The request ▸
Only the lines holding the string "Российской" are needed. Copy each one.

****************************************

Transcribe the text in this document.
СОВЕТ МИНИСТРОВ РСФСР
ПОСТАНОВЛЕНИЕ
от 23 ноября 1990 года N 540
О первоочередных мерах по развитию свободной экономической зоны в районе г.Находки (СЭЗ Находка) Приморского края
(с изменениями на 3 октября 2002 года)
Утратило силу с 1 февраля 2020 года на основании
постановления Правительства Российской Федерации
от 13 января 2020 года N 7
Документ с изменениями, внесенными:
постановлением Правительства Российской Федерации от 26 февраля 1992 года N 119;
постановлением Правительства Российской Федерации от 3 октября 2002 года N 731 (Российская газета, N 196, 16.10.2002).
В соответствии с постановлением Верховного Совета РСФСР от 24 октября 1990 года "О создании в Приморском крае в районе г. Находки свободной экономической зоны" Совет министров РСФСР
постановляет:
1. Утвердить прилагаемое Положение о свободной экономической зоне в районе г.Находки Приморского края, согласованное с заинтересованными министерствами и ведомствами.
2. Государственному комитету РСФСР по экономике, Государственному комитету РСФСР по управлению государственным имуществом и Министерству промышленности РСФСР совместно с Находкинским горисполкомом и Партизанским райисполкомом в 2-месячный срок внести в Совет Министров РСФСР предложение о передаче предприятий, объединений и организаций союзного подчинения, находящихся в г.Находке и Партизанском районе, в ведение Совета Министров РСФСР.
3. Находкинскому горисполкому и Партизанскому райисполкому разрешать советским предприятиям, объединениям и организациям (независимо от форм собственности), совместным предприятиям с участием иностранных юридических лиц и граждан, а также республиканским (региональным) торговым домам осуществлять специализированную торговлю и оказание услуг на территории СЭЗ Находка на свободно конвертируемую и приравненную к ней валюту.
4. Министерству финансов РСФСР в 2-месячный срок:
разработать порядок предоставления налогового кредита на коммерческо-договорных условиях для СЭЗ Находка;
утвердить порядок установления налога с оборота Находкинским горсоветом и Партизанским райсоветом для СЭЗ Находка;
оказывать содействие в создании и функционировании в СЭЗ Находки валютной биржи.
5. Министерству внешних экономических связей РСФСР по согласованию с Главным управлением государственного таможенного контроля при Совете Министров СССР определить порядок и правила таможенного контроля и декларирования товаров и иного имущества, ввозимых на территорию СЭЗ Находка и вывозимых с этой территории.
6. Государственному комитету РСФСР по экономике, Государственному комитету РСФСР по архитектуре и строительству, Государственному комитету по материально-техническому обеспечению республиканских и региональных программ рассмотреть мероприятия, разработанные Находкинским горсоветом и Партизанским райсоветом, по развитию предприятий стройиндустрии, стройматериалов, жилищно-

****************************************

Response below ▸
постановления Правительства Российской Федерации
постановлением Правительства Российской Федерации от 26 февраля 1992 года N 119;
постановлением Правительства Российской Федерации от 3 октября 2002 года N 731 (Российская газета, N 196, 16.10.2002).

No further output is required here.